THE EXERCISE
Show every line containing "Quantity" by copying it.

****************************************

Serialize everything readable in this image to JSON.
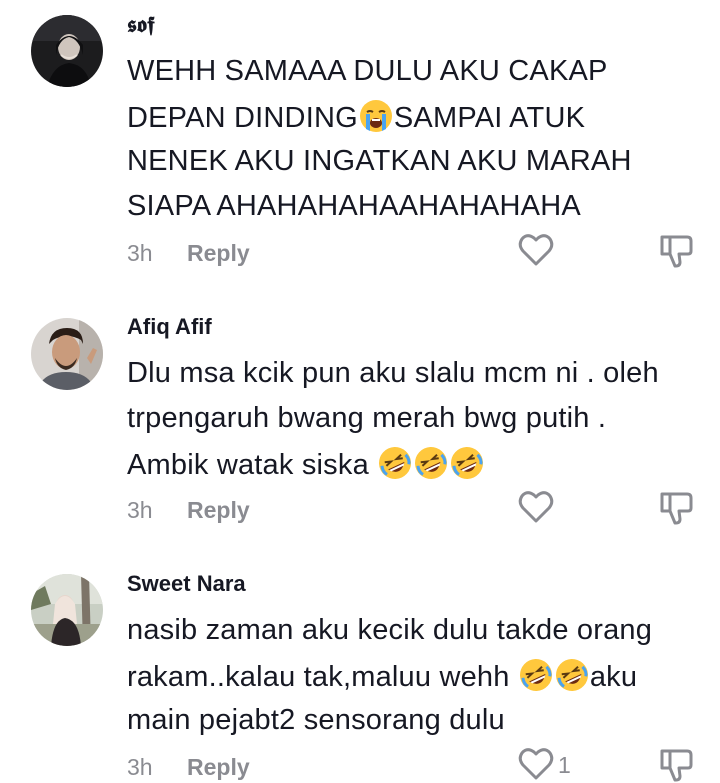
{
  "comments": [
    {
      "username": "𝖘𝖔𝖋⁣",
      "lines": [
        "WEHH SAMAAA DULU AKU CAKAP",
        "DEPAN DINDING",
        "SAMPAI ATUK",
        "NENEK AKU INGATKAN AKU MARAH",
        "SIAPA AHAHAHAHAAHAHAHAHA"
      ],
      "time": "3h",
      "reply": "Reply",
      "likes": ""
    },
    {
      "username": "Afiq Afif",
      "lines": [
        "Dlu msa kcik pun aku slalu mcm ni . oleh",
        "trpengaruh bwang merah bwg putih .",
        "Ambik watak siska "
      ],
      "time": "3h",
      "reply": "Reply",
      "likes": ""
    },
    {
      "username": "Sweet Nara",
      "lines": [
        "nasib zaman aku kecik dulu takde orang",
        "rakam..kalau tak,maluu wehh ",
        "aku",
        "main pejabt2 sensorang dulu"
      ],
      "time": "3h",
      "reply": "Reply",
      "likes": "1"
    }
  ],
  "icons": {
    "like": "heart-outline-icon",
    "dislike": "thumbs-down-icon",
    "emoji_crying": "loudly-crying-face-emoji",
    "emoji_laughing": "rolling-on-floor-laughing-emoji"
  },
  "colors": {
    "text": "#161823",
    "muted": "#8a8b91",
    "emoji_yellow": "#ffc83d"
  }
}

****************************************

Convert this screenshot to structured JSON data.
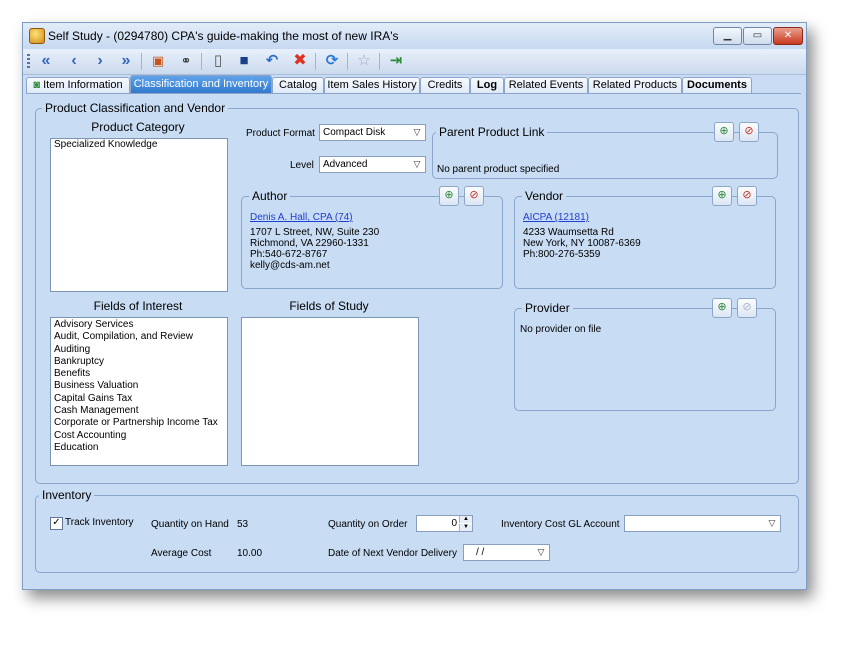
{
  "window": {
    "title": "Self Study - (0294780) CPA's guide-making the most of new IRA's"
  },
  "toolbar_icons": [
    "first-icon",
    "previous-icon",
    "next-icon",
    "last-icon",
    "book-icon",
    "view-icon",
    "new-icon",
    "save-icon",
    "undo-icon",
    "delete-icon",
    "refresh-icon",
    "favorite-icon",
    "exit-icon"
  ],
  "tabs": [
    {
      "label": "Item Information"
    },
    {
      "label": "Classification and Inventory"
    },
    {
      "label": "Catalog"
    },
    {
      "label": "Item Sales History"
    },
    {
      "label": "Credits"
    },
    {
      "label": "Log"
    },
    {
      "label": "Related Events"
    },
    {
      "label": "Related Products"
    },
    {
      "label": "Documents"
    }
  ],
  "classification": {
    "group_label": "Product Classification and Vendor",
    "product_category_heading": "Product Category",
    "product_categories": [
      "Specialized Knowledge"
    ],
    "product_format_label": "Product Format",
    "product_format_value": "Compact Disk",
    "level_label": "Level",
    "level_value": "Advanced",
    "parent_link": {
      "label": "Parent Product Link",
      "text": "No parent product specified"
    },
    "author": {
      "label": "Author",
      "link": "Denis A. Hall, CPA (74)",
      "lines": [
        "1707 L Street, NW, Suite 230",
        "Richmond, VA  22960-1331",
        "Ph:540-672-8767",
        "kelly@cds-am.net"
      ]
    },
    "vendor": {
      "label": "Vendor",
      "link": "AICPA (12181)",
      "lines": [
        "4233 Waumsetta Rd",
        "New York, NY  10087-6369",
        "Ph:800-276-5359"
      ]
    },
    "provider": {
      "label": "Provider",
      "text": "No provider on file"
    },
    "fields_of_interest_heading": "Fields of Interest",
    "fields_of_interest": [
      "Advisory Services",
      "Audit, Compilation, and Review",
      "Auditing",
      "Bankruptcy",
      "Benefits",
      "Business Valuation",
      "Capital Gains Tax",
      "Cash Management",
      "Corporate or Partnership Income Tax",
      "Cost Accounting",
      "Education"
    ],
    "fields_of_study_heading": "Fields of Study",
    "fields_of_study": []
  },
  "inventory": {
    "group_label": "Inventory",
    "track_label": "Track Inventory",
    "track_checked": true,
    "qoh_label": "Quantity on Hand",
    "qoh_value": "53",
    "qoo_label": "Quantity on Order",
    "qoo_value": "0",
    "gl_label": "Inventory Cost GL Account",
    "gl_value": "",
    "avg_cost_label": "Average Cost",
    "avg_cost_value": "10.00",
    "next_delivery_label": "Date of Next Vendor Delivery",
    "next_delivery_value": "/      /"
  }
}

****************************************

ANSWER TO THE TASK
    "qoh_label": "Quantity on Hand",
    "qoo_label": "Quantity on Order",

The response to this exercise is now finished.